[Dataset entries]
━━━━━━

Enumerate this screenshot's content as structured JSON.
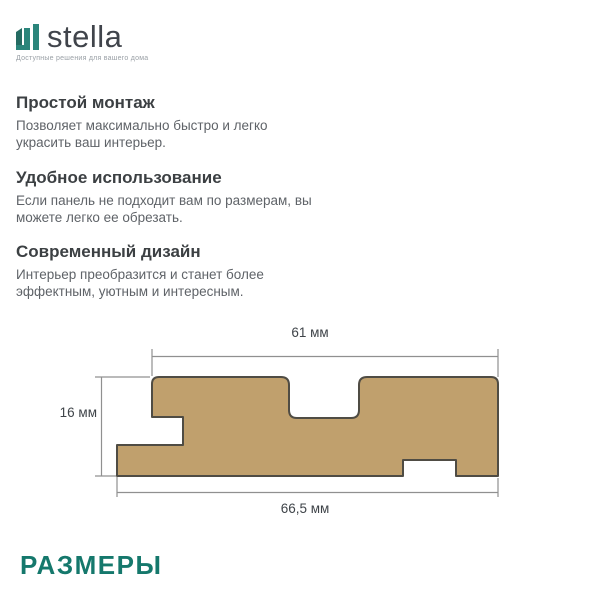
{
  "brand": {
    "name": "stella",
    "tagline": "Доступные решения для вашего дома",
    "logo_color_dark": "#256b62",
    "logo_color": "#2b857b"
  },
  "features": [
    {
      "title": "Простой монтаж",
      "description": "Позволяет максимально быстро и легко украсить ваш интерьер."
    },
    {
      "title": "Удобное использование",
      "description": "Если панель не подходит вам по размерам, вы можете легко ее обрезать."
    },
    {
      "title": "Современный дизайн",
      "description": "Интерьер преобразится и станет более эффектным, уютным и интересным."
    }
  ],
  "diagram": {
    "type": "panel-cross-section",
    "width_top_label": "61 мм",
    "height_label": "16 мм",
    "width_bottom_label": "66,5 мм",
    "panel_fill": "#c0a06d",
    "panel_stroke": "#4f4c44",
    "dim_line_color": "#909090"
  },
  "section_title": "РАЗМЕРЫ",
  "accent_color": "#15786c"
}
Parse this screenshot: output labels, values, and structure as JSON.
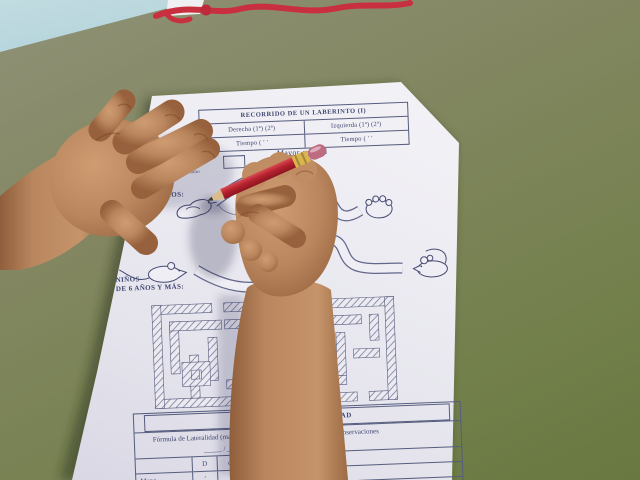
{
  "photo": {
    "subject": "child tracing a maze worksheet with a red pencil",
    "objects": [
      "left-hand",
      "right-hand",
      "red-pencil",
      "red-cord",
      "blue-paper-corner",
      "maze-worksheet",
      "green-table"
    ],
    "colors": {
      "table_green": "#7b8159",
      "paper_white": "#efeef4",
      "blue_paper": "#a9ced7",
      "cord_red": "#c9303f",
      "pencil_red": "#b6222f",
      "pencil_ferrule": "#d9b54e",
      "pencil_eraser": "#bc6b80",
      "skin": "#b9865e",
      "ink_blue": "#3a406a"
    }
  },
  "worksheet": {
    "header_table": {
      "title": "RECORRIDO DE UN LABERINTO (I)",
      "left_col": "Derecha  (1ª)      (2ª)",
      "right_col": "Izquierda  (1ª)      (2ª)",
      "left_time": "Tiempo  (      ′      ′",
      "right_time": "Tiempo  (      ′      ′",
      "quality_label": "Mayor calidad",
      "footnote": "(1) Señalar preferencia de mano"
    },
    "section_young": {
      "line1": "NIÑOS",
      "line2": "DE 4-5 AÑOS:"
    },
    "section_older": {
      "line1": "NIÑOS",
      "line2": "DE 6 AÑOS Y MÁS:"
    },
    "drawings": {
      "path1_start_icon": "bird-icon",
      "path1_end_icon": "paw-icon",
      "path2_start_icon": "mouse-icon",
      "path2_end_icon": "mouse-icon",
      "maze_icon": "hatched-maze"
    },
    "laterality_table": {
      "title": "GRÁFICA DE LATERALIDAD",
      "formula_label": "Fórmula de Lateralidad (mano",
      "observations_label": "Observaciones",
      "slashes": "_____ /  _____ /",
      "columns": [
        "D",
        "d"
      ],
      "row_labels": [
        "Mano",
        "Ojo"
      ],
      "mano_values": [
        "′",
        "′"
      ]
    }
  }
}
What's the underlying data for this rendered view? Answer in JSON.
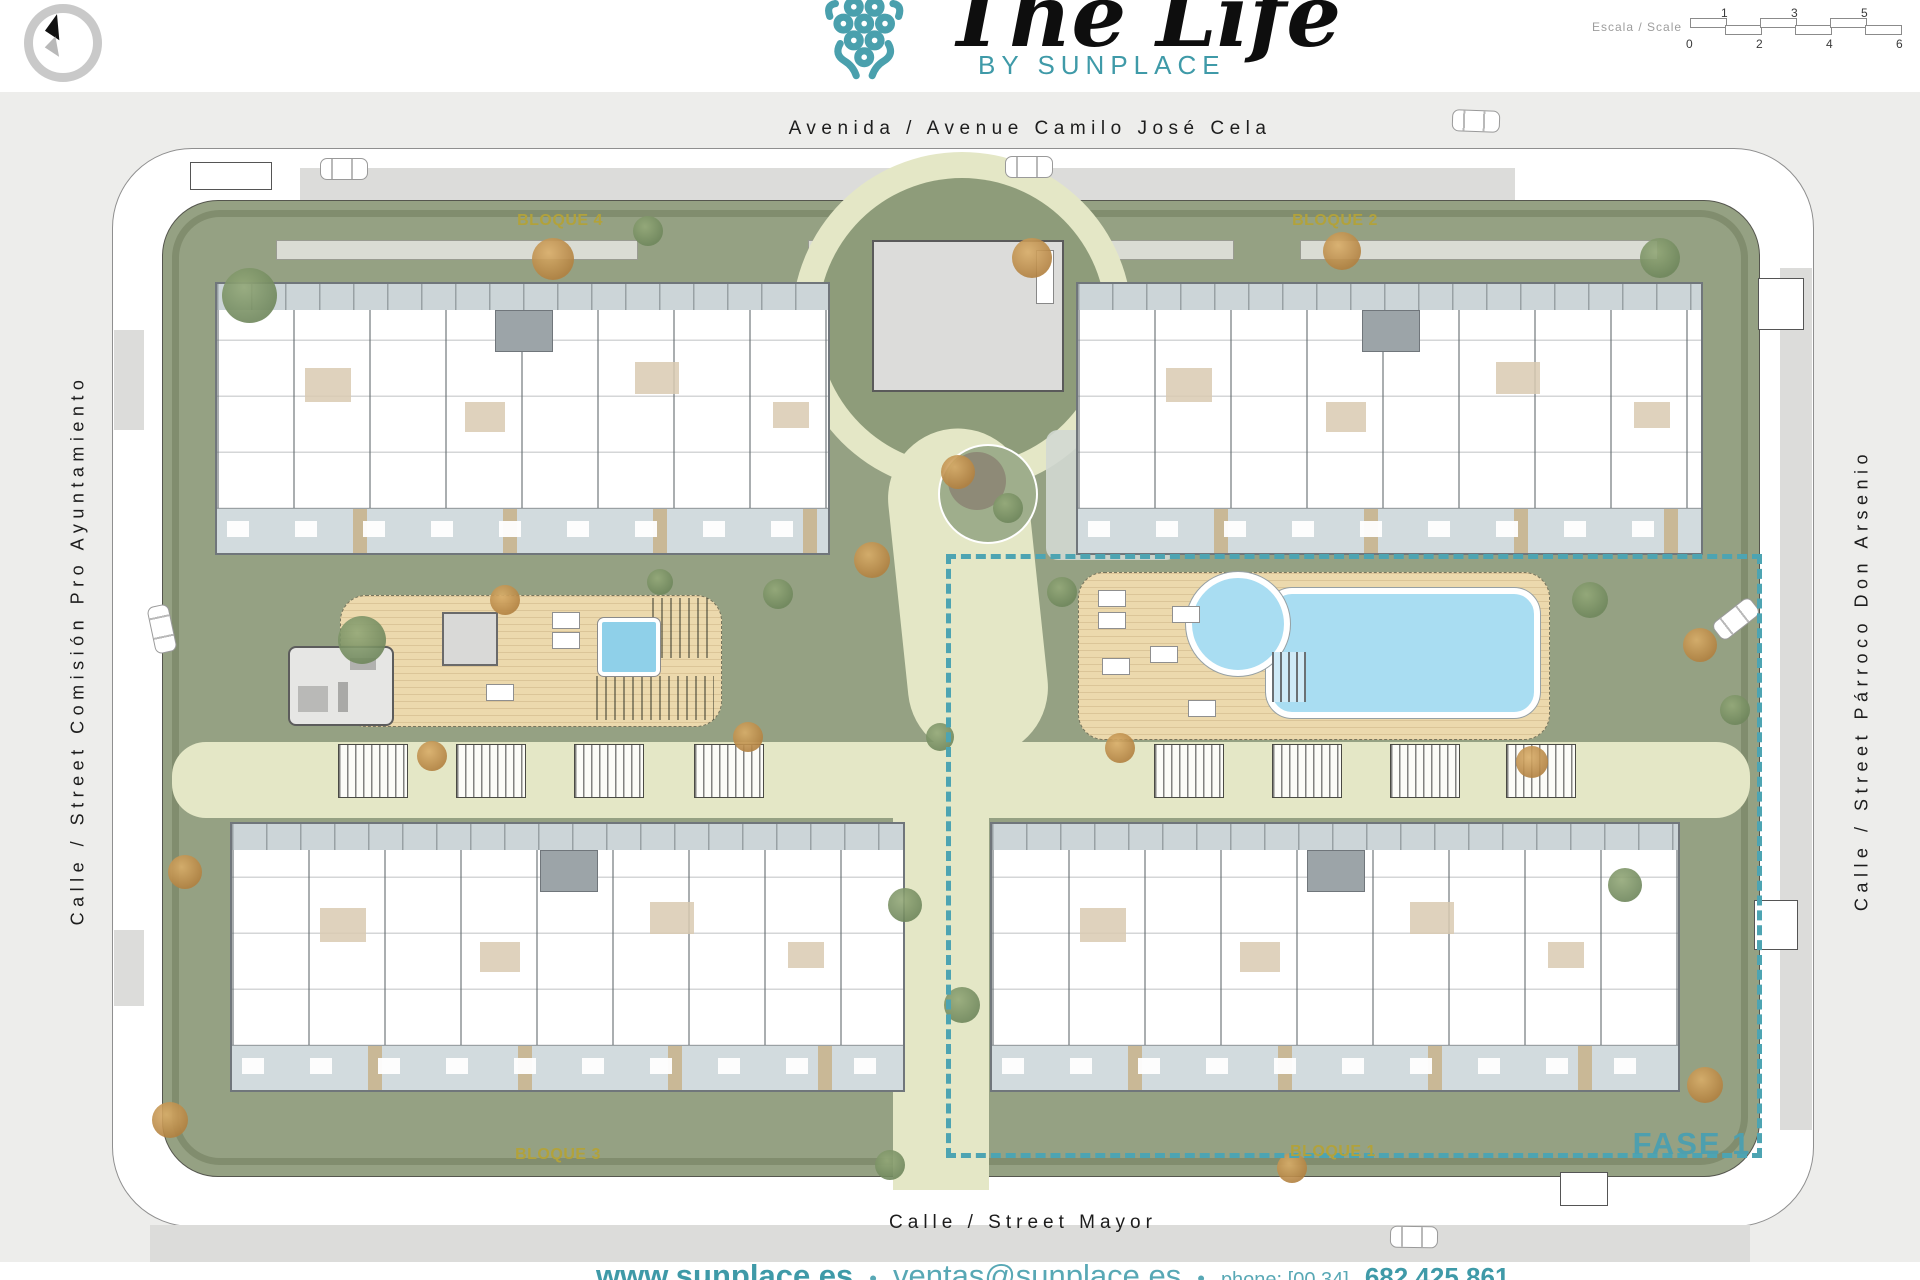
{
  "header": {
    "brand": {
      "title": "The Life",
      "subtitle": "BY SUNPLACE"
    },
    "scale": {
      "label": "Escala / Scale",
      "top_ticks": [
        "1",
        "3",
        "5"
      ],
      "bottom_ticks": [
        "0",
        "2",
        "4",
        "6"
      ]
    }
  },
  "streets": {
    "top": "Avenida / Avenue Camilo José Cela",
    "left": "Calle / Street Comisión Pro Ayuntamiento",
    "right": "Calle / Street Párroco Don Arsenio",
    "bottom": "Calle / Street Mayor"
  },
  "blocks": {
    "bloque4": "BLOQUE 4",
    "bloque2": "BLOQUE 2",
    "bloque3": "BLOQUE 3",
    "bloque1": "BLOQUE 1"
  },
  "phase": {
    "label": "FASE 1"
  },
  "footer": {
    "website": "www.sunplace.es",
    "bullet": "•",
    "email": "ventas@sunplace.es",
    "phone_label": "phone: [00 34]",
    "phone": "682 425 861"
  },
  "colors": {
    "teal": "#3f9aa8",
    "gold": "#b2a23b",
    "phase_dash": "#4da4b2",
    "pool_blue": "#a9ddf2",
    "deck_tan": "#ecd9ad",
    "grass_green": "#95a183",
    "path_cream": "#e4e7c6"
  }
}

━━━━━━

▶ [Directive]: Copy every line of the records above that holds the word "this".

▶ [Full response]:
Enumerate this screenshot's content as structured JSON.
Parse this screenshot: output labels, values, and structure as JSON.
What's the underlying data for this rendered view? Answer in JSON.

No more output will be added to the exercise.